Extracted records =
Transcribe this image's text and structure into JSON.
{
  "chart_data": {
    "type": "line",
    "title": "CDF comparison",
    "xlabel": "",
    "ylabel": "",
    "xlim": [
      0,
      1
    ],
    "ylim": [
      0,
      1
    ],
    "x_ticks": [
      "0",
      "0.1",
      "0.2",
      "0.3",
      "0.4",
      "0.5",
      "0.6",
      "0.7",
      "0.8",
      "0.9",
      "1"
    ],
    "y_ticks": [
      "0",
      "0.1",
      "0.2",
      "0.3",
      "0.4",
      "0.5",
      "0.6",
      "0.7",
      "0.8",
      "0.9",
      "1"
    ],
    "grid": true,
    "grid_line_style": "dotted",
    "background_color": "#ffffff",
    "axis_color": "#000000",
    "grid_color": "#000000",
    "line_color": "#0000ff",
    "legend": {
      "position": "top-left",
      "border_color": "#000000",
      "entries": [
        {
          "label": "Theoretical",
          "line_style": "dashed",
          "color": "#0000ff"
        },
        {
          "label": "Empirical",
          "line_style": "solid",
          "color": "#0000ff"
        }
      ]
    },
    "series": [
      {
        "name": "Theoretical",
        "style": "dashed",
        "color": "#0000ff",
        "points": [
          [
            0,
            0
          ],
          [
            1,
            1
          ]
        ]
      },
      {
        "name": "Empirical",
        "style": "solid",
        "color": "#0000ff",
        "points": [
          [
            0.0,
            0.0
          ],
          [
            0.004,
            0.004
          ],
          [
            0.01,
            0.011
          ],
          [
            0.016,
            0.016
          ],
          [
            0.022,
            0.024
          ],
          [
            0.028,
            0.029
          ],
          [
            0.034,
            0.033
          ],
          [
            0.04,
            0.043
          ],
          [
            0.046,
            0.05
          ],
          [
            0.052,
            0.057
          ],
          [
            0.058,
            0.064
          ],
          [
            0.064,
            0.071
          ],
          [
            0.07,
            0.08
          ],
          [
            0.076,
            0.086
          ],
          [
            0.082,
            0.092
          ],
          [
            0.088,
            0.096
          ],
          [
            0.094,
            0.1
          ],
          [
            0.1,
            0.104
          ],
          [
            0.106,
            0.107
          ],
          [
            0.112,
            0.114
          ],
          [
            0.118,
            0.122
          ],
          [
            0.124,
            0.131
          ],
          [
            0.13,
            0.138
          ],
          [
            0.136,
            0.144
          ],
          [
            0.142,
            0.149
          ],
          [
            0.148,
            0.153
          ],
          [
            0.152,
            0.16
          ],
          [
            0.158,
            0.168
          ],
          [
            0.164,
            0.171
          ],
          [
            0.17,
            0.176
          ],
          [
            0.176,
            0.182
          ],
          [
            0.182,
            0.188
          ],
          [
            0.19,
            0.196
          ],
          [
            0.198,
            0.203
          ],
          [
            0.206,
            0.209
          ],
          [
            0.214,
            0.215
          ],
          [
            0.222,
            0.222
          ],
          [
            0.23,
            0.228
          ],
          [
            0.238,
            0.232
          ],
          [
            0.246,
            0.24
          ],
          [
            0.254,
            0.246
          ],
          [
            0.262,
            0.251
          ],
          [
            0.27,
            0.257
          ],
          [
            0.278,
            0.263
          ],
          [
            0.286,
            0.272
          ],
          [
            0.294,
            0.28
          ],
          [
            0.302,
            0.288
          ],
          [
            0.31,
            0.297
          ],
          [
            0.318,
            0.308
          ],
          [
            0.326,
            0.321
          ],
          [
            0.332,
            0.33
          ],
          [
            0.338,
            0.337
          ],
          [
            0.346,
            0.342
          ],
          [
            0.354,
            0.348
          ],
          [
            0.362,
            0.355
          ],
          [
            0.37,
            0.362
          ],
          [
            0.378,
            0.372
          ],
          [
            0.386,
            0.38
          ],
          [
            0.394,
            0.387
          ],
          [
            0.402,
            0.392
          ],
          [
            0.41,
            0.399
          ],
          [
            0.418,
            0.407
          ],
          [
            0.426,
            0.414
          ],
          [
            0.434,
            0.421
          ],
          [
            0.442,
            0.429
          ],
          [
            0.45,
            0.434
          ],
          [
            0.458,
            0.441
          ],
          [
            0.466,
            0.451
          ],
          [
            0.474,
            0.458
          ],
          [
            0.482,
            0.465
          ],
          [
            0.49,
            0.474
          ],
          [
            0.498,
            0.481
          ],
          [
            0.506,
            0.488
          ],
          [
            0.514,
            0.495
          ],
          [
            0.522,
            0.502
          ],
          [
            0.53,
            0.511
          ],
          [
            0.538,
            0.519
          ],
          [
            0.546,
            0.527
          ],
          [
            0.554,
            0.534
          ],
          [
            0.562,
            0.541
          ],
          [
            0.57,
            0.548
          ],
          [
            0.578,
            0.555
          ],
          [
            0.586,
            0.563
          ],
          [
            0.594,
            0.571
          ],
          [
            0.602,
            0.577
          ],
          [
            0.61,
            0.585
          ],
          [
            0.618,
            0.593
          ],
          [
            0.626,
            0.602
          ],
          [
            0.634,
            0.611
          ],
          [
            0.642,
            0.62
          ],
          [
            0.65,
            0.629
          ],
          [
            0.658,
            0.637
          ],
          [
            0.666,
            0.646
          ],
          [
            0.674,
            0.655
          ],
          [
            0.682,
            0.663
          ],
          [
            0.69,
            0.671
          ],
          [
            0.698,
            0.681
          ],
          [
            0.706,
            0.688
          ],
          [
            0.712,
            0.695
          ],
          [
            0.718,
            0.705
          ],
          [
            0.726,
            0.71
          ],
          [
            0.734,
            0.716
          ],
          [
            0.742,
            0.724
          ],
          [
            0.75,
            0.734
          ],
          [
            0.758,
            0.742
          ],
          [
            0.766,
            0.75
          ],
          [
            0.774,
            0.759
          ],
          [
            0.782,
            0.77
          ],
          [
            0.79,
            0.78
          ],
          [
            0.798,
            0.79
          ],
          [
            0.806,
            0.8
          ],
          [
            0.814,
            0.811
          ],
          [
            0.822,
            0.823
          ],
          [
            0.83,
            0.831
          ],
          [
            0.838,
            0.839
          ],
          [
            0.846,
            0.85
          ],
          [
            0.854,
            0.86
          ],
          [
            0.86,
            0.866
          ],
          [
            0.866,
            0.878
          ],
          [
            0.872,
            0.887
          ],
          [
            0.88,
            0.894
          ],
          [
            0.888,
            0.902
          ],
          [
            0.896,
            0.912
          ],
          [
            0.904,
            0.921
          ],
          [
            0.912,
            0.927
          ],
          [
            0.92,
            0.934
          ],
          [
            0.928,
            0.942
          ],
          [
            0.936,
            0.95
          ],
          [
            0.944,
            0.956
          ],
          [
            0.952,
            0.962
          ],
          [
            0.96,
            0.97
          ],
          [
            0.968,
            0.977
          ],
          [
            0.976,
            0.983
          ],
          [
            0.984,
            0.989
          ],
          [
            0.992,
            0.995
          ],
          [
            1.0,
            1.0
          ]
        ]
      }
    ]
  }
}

Given instruction = Quote all the records. Keep every word exact.

Exercise output =
Transcribe this image's text and structure into JSON.
{
  "chart_data": {
    "type": "line",
    "title": "CDF comparison",
    "xlabel": "",
    "ylabel": "",
    "xlim": [
      0,
      1
    ],
    "ylim": [
      0,
      1
    ],
    "x_ticks": [
      "0",
      "0.1",
      "0.2",
      "0.3",
      "0.4",
      "0.5",
      "0.6",
      "0.7",
      "0.8",
      "0.9",
      "1"
    ],
    "y_ticks": [
      "0",
      "0.1",
      "0.2",
      "0.3",
      "0.4",
      "0.5",
      "0.6",
      "0.7",
      "0.8",
      "0.9",
      "1"
    ],
    "grid": true,
    "grid_line_style": "dotted",
    "background_color": "#ffffff",
    "axis_color": "#000000",
    "grid_color": "#000000",
    "line_color": "#0000ff",
    "legend": {
      "position": "top-left",
      "border_color": "#000000",
      "entries": [
        {
          "label": "Theoretical",
          "line_style": "dashed",
          "color": "#0000ff"
        },
        {
          "label": "Empirical",
          "line_style": "solid",
          "color": "#0000ff"
        }
      ]
    },
    "series": [
      {
        "name": "Theoretical",
        "style": "dashed",
        "color": "#0000ff",
        "points": [
          [
            0,
            0
          ],
          [
            1,
            1
          ]
        ]
      },
      {
        "name": "Empirical",
        "style": "solid",
        "color": "#0000ff",
        "points": [
          [
            0.0,
            0.0
          ],
          [
            0.004,
            0.004
          ],
          [
            0.01,
            0.011
          ],
          [
            0.016,
            0.016
          ],
          [
            0.022,
            0.024
          ],
          [
            0.028,
            0.029
          ],
          [
            0.034,
            0.033
          ],
          [
            0.04,
            0.043
          ],
          [
            0.046,
            0.05
          ],
          [
            0.052,
            0.057
          ],
          [
            0.058,
            0.064
          ],
          [
            0.064,
            0.071
          ],
          [
            0.07,
            0.08
          ],
          [
            0.076,
            0.086
          ],
          [
            0.082,
            0.092
          ],
          [
            0.088,
            0.096
          ],
          [
            0.094,
            0.1
          ],
          [
            0.1,
            0.104
          ],
          [
            0.106,
            0.107
          ],
          [
            0.112,
            0.114
          ],
          [
            0.118,
            0.122
          ],
          [
            0.124,
            0.131
          ],
          [
            0.13,
            0.138
          ],
          [
            0.136,
            0.144
          ],
          [
            0.142,
            0.149
          ],
          [
            0.148,
            0.153
          ],
          [
            0.152,
            0.16
          ],
          [
            0.158,
            0.168
          ],
          [
            0.164,
            0.171
          ],
          [
            0.17,
            0.176
          ],
          [
            0.176,
            0.182
          ],
          [
            0.182,
            0.188
          ],
          [
            0.19,
            0.196
          ],
          [
            0.198,
            0.203
          ],
          [
            0.206,
            0.209
          ],
          [
            0.214,
            0.215
          ],
          [
            0.222,
            0.222
          ],
          [
            0.23,
            0.228
          ],
          [
            0.238,
            0.232
          ],
          [
            0.246,
            0.24
          ],
          [
            0.254,
            0.246
          ],
          [
            0.262,
            0.251
          ],
          [
            0.27,
            0.257
          ],
          [
            0.278,
            0.263
          ],
          [
            0.286,
            0.272
          ],
          [
            0.294,
            0.28
          ],
          [
            0.302,
            0.288
          ],
          [
            0.31,
            0.297
          ],
          [
            0.318,
            0.308
          ],
          [
            0.326,
            0.321
          ],
          [
            0.332,
            0.33
          ],
          [
            0.338,
            0.337
          ],
          [
            0.346,
            0.342
          ],
          [
            0.354,
            0.348
          ],
          [
            0.362,
            0.355
          ],
          [
            0.37,
            0.362
          ],
          [
            0.378,
            0.372
          ],
          [
            0.386,
            0.38
          ],
          [
            0.394,
            0.387
          ],
          [
            0.402,
            0.392
          ],
          [
            0.41,
            0.399
          ],
          [
            0.418,
            0.407
          ],
          [
            0.426,
            0.414
          ],
          [
            0.434,
            0.421
          ],
          [
            0.442,
            0.429
          ],
          [
            0.45,
            0.434
          ],
          [
            0.458,
            0.441
          ],
          [
            0.466,
            0.451
          ],
          [
            0.474,
            0.458
          ],
          [
            0.482,
            0.465
          ],
          [
            0.49,
            0.474
          ],
          [
            0.498,
            0.481
          ],
          [
            0.506,
            0.488
          ],
          [
            0.514,
            0.495
          ],
          [
            0.522,
            0.502
          ],
          [
            0.53,
            0.511
          ],
          [
            0.538,
            0.519
          ],
          [
            0.546,
            0.527
          ],
          [
            0.554,
            0.534
          ],
          [
            0.562,
            0.541
          ],
          [
            0.57,
            0.548
          ],
          [
            0.578,
            0.555
          ],
          [
            0.586,
            0.563
          ],
          [
            0.594,
            0.571
          ],
          [
            0.602,
            0.577
          ],
          [
            0.61,
            0.585
          ],
          [
            0.618,
            0.593
          ],
          [
            0.626,
            0.602
          ],
          [
            0.634,
            0.611
          ],
          [
            0.642,
            0.62
          ],
          [
            0.65,
            0.629
          ],
          [
            0.658,
            0.637
          ],
          [
            0.666,
            0.646
          ],
          [
            0.674,
            0.655
          ],
          [
            0.682,
            0.663
          ],
          [
            0.69,
            0.671
          ],
          [
            0.698,
            0.681
          ],
          [
            0.706,
            0.688
          ],
          [
            0.712,
            0.695
          ],
          [
            0.718,
            0.705
          ],
          [
            0.726,
            0.71
          ],
          [
            0.734,
            0.716
          ],
          [
            0.742,
            0.724
          ],
          [
            0.75,
            0.734
          ],
          [
            0.758,
            0.742
          ],
          [
            0.766,
            0.75
          ],
          [
            0.774,
            0.759
          ],
          [
            0.782,
            0.77
          ],
          [
            0.79,
            0.78
          ],
          [
            0.798,
            0.79
          ],
          [
            0.806,
            0.8
          ],
          [
            0.814,
            0.811
          ],
          [
            0.822,
            0.823
          ],
          [
            0.83,
            0.831
          ],
          [
            0.838,
            0.839
          ],
          [
            0.846,
            0.85
          ],
          [
            0.854,
            0.86
          ],
          [
            0.86,
            0.866
          ],
          [
            0.866,
            0.878
          ],
          [
            0.872,
            0.887
          ],
          [
            0.88,
            0.894
          ],
          [
            0.888,
            0.902
          ],
          [
            0.896,
            0.912
          ],
          [
            0.904,
            0.921
          ],
          [
            0.912,
            0.927
          ],
          [
            0.92,
            0.934
          ],
          [
            0.928,
            0.942
          ],
          [
            0.936,
            0.95
          ],
          [
            0.944,
            0.956
          ],
          [
            0.952,
            0.962
          ],
          [
            0.96,
            0.97
          ],
          [
            0.968,
            0.977
          ],
          [
            0.976,
            0.983
          ],
          [
            0.984,
            0.989
          ],
          [
            0.992,
            0.995
          ],
          [
            1.0,
            1.0
          ]
        ]
      }
    ]
  }
}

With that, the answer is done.